> **DO THIS**:
Find the lines holding "arrow" and copy them.

> **Stored entries**:
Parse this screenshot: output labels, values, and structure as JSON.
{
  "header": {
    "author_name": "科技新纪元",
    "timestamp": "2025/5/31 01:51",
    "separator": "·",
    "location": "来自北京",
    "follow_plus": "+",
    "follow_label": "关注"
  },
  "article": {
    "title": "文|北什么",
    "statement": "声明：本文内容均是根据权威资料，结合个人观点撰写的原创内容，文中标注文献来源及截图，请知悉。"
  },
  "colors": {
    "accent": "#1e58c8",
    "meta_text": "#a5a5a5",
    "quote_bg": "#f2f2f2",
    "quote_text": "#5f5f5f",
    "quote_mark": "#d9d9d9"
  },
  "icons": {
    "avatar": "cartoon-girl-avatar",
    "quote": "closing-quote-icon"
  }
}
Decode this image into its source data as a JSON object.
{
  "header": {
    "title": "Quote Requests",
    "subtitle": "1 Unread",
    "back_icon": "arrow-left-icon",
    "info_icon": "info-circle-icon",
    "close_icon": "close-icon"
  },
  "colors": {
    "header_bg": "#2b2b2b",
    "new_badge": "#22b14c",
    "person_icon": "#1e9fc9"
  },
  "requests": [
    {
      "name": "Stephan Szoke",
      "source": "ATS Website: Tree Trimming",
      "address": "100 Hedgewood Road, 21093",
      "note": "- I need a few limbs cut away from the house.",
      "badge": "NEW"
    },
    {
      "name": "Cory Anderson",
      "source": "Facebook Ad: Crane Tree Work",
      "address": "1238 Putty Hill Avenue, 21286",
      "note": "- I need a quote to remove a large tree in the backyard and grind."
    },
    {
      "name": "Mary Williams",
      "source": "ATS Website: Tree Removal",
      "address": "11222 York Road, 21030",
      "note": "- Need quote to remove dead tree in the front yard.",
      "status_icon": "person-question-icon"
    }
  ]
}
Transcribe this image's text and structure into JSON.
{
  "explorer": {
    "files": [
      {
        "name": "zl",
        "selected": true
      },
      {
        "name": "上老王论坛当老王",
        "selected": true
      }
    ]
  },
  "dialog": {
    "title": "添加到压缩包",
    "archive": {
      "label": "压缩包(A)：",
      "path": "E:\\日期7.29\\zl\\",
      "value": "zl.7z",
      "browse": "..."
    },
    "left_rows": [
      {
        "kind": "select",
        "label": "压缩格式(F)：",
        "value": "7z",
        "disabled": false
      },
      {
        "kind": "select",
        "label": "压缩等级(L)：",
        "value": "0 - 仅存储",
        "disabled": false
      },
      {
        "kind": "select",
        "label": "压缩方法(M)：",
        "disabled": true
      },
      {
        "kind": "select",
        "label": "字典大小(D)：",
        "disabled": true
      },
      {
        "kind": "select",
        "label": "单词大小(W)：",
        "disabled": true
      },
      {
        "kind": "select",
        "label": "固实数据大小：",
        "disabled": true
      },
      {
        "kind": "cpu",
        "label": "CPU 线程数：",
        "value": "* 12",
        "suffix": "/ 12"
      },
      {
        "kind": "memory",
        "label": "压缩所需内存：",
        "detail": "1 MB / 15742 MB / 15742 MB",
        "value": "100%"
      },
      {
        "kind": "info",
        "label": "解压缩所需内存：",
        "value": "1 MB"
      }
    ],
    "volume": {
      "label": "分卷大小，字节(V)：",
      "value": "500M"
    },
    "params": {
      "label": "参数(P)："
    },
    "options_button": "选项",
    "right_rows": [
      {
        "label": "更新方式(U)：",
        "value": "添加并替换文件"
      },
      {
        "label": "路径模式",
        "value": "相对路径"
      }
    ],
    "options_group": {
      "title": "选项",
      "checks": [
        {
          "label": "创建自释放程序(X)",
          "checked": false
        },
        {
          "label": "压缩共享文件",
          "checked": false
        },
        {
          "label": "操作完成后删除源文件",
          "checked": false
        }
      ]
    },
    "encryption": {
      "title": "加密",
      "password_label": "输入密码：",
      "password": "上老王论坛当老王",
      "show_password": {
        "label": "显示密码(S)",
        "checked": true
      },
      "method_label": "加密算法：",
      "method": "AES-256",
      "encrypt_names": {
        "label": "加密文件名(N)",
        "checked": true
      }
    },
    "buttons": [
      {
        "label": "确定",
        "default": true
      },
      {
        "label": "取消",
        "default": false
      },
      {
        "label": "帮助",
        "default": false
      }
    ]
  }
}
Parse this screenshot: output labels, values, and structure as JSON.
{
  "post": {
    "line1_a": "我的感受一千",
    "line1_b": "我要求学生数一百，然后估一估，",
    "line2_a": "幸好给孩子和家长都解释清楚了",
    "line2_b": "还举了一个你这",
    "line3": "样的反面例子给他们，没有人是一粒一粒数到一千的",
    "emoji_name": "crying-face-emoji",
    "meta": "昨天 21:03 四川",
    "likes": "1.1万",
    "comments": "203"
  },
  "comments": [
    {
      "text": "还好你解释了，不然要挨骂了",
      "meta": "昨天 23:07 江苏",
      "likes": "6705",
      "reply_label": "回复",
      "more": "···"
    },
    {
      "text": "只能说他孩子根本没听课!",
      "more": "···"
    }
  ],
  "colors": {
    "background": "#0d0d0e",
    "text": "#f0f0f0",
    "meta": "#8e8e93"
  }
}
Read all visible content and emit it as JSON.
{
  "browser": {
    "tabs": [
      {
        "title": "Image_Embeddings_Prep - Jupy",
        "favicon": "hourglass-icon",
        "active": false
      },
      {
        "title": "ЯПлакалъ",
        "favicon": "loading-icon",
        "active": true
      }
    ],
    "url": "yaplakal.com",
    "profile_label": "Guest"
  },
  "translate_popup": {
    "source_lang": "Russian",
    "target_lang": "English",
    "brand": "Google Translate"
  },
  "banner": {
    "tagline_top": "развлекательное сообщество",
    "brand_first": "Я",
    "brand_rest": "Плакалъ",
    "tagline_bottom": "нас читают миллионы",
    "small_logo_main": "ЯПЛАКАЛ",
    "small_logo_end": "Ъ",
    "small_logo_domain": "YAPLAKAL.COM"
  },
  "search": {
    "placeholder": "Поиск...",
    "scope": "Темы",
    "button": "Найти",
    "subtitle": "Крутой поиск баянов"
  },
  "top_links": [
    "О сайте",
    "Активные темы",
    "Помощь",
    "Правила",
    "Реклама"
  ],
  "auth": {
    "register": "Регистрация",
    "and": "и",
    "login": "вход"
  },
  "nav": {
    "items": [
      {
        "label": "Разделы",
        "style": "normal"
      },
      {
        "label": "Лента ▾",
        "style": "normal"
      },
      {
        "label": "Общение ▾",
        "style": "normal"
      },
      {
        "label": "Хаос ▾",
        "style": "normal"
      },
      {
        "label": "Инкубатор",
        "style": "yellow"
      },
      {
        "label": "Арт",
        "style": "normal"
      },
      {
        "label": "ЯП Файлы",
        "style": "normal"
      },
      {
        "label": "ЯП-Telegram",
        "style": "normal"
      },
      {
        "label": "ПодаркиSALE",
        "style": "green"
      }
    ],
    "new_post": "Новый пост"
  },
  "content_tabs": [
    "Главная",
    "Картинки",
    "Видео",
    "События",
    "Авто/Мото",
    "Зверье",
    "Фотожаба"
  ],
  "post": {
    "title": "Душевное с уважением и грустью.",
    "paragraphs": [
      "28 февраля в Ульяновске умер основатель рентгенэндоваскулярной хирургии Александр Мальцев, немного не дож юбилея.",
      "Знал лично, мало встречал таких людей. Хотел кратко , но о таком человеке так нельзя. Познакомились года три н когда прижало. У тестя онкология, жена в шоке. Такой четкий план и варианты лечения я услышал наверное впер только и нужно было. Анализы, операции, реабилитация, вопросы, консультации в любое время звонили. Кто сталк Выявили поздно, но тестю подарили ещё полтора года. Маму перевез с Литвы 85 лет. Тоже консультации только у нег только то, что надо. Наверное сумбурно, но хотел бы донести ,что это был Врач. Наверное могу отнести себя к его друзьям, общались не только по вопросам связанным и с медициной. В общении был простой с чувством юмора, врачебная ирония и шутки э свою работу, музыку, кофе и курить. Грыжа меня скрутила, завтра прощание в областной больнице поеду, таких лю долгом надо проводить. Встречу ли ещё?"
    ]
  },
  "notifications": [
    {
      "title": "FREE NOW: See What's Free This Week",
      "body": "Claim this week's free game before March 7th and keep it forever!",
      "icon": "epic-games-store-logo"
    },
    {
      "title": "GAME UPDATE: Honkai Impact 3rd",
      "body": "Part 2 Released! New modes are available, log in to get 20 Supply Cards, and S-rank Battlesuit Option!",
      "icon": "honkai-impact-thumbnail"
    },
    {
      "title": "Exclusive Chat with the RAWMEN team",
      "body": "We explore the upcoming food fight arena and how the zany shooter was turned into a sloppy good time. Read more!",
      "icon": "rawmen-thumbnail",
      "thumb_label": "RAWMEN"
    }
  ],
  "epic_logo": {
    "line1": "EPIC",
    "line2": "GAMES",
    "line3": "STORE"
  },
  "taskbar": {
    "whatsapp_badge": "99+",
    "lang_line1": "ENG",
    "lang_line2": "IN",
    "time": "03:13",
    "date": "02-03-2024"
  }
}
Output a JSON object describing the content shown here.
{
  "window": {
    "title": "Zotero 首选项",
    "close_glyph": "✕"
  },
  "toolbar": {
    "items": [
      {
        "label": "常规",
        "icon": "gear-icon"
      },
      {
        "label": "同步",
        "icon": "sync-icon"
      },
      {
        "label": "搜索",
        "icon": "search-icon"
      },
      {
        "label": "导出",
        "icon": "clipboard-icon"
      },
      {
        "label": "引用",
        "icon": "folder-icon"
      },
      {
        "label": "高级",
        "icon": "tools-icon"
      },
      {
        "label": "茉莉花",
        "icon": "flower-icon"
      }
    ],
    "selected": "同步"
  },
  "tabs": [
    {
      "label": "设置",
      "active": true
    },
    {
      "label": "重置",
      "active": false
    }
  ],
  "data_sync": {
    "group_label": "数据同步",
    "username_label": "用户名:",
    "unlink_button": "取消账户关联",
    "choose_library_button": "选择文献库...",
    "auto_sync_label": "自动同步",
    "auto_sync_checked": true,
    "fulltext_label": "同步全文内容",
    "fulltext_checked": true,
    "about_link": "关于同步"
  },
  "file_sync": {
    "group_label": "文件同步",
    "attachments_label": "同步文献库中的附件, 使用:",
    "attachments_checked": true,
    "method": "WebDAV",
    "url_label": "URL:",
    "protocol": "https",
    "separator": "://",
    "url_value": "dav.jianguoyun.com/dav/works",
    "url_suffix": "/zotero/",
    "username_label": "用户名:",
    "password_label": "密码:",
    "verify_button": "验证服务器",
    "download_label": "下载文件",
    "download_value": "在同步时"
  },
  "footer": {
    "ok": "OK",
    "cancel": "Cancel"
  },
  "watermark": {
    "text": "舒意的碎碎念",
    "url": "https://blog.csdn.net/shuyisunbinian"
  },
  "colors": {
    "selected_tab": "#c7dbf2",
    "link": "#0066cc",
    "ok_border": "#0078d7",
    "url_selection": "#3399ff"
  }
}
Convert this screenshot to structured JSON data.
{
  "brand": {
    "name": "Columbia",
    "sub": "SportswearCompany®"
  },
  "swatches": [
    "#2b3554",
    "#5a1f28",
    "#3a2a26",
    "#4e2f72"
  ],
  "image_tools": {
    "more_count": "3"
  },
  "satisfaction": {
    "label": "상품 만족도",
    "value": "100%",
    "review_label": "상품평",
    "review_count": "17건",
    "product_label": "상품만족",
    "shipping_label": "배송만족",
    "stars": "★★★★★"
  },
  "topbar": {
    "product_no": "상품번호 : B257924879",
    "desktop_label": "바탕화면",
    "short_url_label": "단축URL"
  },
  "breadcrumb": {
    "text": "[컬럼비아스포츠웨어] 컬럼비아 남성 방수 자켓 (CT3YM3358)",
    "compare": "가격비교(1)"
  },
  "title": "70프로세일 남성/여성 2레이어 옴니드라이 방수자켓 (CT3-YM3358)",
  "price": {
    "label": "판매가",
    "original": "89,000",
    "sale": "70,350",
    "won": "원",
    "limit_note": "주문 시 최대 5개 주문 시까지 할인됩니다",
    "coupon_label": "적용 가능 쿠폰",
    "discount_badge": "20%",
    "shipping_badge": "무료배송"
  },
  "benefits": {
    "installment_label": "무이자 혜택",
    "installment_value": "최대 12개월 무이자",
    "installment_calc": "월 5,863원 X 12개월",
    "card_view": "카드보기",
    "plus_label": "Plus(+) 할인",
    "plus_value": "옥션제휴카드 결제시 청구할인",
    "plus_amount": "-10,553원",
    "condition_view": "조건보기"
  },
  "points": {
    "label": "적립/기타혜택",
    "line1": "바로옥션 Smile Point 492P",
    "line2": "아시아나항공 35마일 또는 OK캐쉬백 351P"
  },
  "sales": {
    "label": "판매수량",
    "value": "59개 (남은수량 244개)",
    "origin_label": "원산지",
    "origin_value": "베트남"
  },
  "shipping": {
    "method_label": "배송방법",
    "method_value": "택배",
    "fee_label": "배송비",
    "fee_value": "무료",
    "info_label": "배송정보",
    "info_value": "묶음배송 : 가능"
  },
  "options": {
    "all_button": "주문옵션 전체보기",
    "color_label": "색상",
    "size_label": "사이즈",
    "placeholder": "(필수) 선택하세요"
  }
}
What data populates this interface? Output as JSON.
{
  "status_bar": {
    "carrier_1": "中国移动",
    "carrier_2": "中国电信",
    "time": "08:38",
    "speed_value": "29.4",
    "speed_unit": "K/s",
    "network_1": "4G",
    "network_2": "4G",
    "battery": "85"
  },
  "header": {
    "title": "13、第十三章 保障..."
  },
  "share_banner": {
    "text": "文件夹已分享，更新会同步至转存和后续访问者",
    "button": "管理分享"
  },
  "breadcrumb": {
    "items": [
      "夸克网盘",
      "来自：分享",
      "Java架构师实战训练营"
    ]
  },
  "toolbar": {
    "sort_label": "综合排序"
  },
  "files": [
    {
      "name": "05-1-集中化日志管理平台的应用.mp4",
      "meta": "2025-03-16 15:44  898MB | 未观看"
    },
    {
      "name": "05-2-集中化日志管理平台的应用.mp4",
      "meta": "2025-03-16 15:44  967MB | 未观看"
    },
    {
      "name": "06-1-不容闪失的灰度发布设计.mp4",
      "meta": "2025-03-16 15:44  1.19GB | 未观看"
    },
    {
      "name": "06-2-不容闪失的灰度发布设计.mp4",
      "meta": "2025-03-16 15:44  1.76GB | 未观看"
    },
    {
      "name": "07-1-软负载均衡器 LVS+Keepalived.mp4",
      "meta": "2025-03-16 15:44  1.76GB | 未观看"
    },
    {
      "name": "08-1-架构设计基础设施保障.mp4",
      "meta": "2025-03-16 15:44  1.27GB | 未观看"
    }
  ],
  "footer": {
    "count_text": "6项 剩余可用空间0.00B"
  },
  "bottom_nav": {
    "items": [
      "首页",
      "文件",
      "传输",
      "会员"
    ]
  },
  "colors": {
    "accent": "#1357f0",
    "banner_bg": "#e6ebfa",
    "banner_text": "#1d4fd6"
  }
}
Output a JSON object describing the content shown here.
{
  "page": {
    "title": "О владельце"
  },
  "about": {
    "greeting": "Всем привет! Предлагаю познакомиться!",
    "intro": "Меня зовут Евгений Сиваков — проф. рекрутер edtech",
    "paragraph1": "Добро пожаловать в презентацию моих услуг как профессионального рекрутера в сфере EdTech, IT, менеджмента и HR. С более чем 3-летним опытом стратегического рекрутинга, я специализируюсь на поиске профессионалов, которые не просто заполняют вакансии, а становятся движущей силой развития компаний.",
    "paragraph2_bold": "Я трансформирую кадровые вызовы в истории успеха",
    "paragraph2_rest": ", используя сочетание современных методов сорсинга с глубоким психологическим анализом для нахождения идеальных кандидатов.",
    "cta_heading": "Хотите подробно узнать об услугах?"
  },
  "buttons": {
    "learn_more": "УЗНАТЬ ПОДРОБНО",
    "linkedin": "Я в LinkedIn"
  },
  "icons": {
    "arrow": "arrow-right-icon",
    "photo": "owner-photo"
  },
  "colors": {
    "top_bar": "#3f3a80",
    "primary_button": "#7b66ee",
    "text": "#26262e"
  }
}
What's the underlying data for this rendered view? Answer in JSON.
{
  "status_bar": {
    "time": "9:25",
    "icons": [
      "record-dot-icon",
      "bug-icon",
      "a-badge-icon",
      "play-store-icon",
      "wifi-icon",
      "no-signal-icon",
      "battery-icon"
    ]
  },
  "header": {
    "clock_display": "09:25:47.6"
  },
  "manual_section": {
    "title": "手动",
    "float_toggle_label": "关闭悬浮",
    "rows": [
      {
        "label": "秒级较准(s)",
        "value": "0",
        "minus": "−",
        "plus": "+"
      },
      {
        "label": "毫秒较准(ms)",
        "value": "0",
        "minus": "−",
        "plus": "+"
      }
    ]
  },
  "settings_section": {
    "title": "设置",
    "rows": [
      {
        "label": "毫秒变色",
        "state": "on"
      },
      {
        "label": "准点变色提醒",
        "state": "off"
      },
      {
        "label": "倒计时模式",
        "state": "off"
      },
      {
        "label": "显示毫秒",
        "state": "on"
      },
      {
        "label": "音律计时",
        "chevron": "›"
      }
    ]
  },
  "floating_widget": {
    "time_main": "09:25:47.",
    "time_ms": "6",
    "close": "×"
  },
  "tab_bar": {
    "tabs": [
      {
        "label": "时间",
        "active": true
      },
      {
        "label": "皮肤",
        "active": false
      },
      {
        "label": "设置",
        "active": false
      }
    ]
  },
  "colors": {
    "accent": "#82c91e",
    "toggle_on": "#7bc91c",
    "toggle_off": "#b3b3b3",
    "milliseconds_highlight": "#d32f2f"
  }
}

> **OUTPUT FOR THIS EXERCISE**:
    "back_icon": "arrow-left-icon",
    "arrow": "arrow-right-icon",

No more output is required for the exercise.